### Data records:
(begin)
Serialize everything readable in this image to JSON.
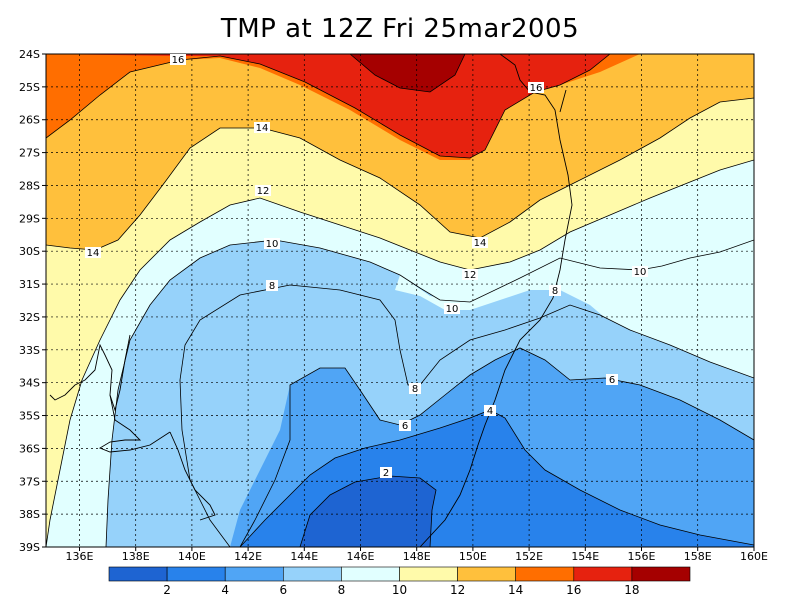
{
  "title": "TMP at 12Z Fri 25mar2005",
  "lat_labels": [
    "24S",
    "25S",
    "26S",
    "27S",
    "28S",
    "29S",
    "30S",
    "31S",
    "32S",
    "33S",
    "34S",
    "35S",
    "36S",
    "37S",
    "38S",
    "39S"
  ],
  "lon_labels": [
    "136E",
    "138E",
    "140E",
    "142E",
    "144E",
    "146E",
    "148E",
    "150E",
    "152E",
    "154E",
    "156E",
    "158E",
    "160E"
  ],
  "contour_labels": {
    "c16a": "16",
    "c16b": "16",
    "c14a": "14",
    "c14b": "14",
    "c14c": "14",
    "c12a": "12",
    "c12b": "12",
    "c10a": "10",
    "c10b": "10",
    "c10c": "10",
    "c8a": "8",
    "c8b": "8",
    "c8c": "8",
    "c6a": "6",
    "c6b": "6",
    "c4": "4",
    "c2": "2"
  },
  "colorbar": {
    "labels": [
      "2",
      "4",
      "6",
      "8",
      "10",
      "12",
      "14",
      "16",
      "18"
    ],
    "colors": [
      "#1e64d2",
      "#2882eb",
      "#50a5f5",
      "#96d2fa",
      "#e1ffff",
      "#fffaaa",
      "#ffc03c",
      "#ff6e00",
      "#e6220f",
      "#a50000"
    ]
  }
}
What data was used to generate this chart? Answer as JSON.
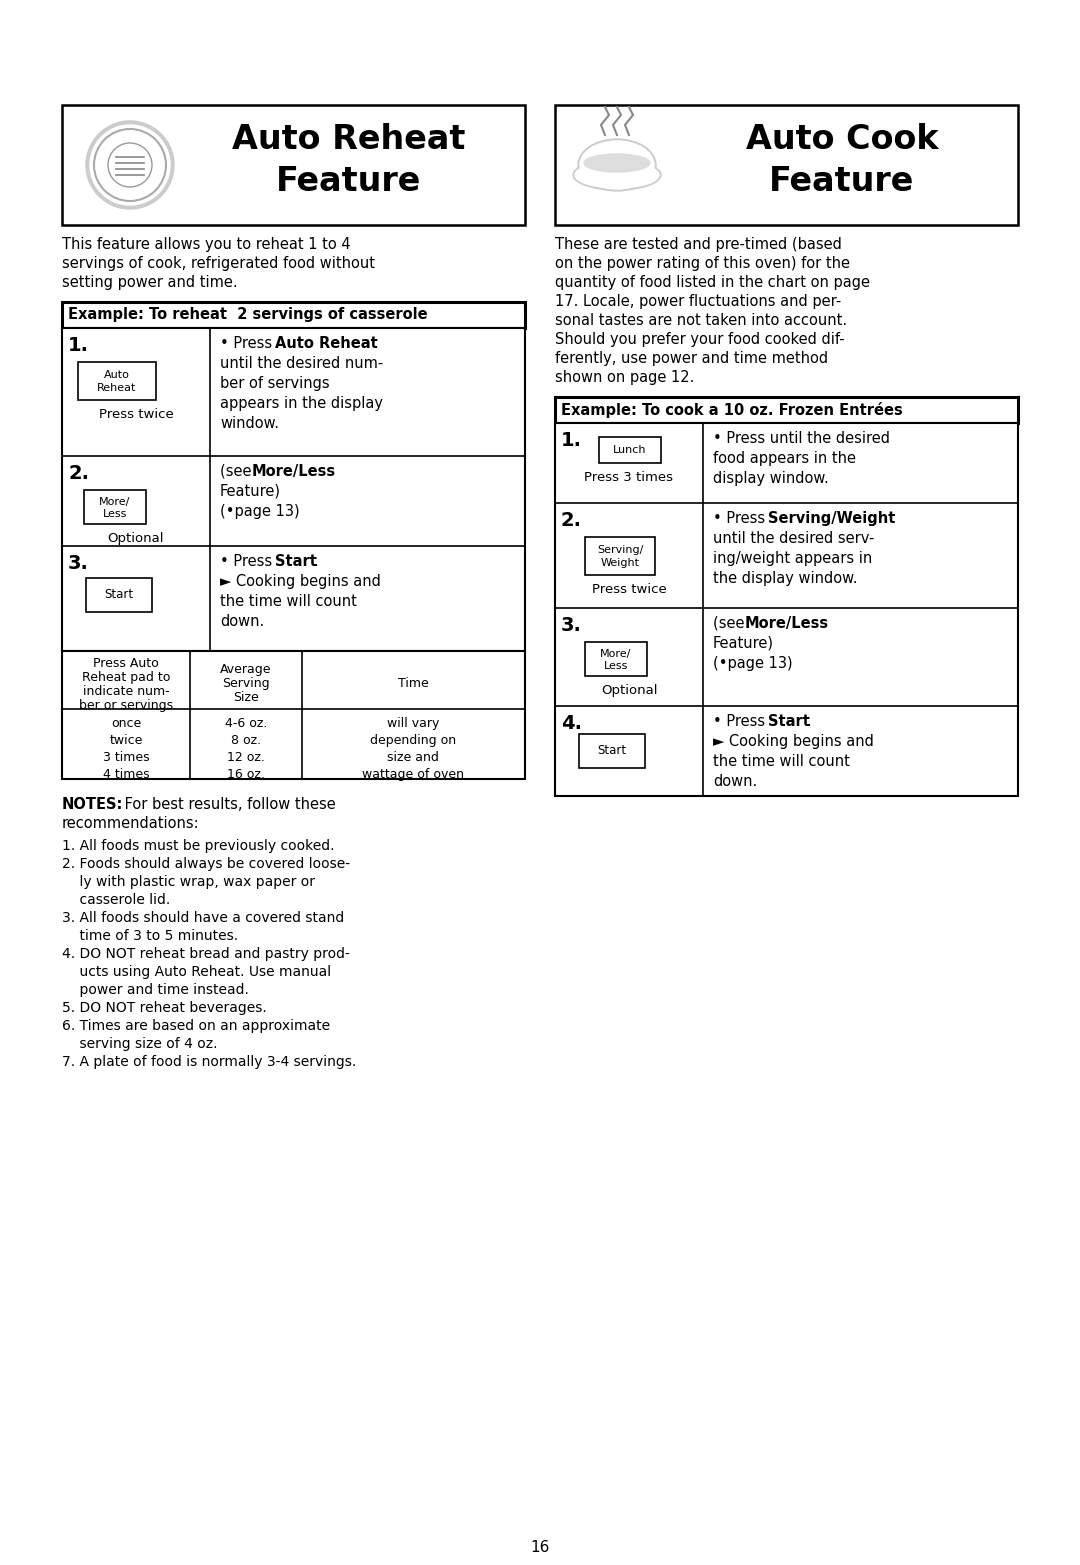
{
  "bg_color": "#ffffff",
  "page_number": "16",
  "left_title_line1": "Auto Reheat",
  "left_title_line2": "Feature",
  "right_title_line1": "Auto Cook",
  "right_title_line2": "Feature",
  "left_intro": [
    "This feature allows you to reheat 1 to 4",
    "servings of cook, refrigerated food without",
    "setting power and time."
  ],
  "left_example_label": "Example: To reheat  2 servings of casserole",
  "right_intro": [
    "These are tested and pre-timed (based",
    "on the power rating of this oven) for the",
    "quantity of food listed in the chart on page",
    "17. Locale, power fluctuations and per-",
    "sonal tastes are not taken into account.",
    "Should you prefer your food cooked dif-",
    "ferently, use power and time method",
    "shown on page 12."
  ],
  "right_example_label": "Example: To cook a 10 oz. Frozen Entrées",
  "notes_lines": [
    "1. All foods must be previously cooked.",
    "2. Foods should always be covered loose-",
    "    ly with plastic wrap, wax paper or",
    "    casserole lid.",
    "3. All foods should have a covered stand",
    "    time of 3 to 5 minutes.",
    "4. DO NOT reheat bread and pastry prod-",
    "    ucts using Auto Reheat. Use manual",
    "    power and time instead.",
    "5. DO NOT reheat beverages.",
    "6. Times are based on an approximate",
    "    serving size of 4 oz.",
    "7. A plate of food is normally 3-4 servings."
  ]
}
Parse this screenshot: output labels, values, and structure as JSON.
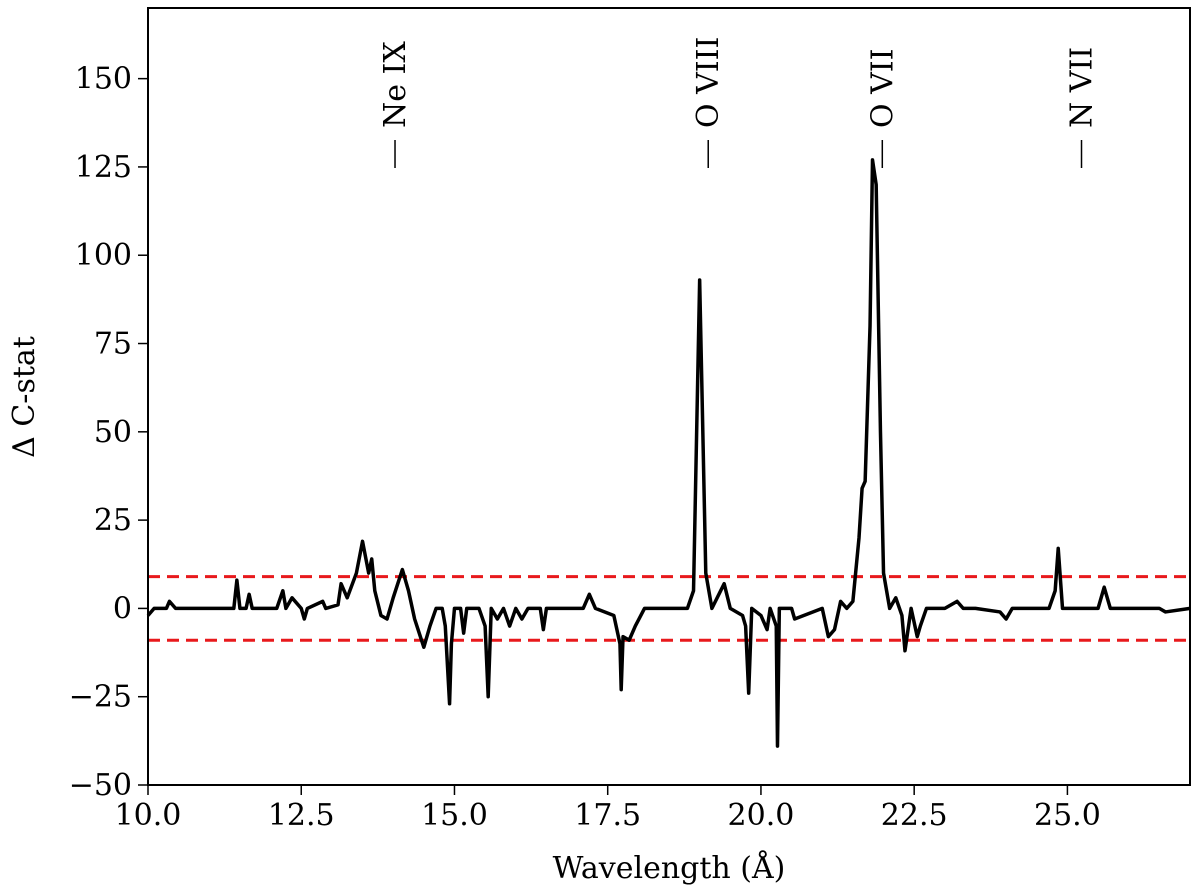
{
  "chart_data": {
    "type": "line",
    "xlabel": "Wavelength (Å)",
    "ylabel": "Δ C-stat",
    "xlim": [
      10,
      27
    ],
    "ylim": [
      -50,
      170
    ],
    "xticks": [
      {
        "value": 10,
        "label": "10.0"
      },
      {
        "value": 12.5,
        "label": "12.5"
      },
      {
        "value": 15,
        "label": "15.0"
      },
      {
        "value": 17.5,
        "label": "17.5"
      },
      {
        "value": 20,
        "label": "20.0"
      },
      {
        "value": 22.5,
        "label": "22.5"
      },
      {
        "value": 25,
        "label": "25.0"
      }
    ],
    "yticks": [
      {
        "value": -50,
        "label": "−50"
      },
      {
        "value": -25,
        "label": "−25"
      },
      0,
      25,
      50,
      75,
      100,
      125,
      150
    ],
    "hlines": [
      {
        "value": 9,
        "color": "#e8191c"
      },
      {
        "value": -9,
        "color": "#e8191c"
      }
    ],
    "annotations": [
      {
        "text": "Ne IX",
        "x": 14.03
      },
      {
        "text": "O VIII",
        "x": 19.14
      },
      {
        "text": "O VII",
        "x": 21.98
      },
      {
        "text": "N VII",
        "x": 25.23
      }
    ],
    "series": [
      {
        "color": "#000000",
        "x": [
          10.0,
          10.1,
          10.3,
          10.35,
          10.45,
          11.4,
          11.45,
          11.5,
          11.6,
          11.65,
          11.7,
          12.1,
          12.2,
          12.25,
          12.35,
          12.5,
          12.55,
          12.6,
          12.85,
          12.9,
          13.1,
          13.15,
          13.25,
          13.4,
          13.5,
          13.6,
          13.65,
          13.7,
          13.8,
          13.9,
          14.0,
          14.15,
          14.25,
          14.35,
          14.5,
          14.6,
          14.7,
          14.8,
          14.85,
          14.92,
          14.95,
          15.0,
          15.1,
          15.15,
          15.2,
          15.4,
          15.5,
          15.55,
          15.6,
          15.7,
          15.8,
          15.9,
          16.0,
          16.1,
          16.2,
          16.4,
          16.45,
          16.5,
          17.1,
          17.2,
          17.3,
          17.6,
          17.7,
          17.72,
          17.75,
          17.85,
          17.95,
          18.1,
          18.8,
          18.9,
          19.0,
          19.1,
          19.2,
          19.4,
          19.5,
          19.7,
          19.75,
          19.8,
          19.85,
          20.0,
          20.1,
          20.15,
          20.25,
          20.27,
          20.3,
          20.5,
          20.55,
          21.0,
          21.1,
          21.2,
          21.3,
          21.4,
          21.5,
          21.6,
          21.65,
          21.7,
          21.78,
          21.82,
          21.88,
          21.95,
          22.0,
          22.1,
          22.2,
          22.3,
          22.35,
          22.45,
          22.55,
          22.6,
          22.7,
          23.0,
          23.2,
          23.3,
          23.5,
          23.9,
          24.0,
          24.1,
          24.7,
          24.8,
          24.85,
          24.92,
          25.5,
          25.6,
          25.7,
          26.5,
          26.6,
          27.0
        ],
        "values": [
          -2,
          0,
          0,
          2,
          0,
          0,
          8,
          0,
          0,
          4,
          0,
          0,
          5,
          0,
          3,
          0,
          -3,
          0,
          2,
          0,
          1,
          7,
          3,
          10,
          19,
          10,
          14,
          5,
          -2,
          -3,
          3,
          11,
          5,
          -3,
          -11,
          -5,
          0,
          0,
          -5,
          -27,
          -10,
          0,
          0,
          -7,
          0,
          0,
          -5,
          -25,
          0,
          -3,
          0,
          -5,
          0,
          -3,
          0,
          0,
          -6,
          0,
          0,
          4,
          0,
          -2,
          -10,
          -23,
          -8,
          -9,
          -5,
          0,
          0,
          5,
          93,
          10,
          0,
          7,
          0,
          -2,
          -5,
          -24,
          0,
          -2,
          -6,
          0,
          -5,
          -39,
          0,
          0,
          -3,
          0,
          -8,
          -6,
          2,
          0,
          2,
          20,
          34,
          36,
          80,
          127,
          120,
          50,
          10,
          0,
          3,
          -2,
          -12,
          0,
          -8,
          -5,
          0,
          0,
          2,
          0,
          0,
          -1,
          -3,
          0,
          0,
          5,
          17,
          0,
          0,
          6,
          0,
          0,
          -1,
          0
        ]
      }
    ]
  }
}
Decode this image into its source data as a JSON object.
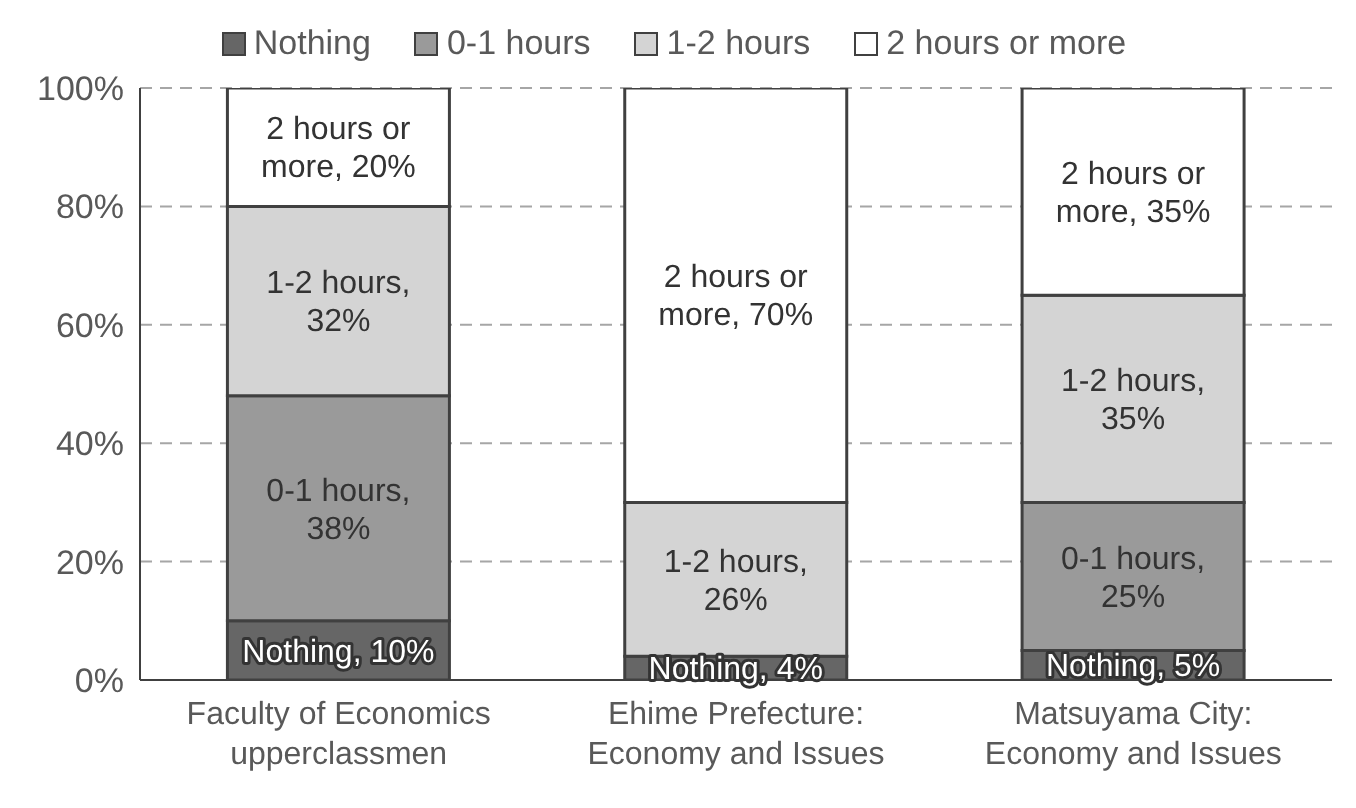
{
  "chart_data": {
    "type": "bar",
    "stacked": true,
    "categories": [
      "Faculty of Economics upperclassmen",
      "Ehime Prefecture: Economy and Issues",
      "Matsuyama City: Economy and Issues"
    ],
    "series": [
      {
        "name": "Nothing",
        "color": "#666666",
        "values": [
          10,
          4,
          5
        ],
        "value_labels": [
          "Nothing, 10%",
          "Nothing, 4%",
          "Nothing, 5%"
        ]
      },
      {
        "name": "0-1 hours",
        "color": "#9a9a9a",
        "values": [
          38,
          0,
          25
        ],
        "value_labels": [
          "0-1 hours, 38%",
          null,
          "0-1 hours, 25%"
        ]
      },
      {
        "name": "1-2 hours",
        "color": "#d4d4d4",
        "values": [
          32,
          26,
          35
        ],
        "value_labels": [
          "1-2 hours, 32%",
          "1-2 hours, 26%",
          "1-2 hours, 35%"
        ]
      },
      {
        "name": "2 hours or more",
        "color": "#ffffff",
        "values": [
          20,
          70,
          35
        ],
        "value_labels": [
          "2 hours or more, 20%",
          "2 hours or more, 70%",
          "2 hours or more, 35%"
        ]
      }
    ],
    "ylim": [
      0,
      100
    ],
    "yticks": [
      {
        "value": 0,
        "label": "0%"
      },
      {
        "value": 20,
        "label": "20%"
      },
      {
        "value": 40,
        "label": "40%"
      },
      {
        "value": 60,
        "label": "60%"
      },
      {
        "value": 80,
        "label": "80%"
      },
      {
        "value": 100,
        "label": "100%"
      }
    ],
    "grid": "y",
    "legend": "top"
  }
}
(end)
### What is needed:
Give the number of lines in the records that contain the string "servings", and nothing besides.

### Exercise response:
3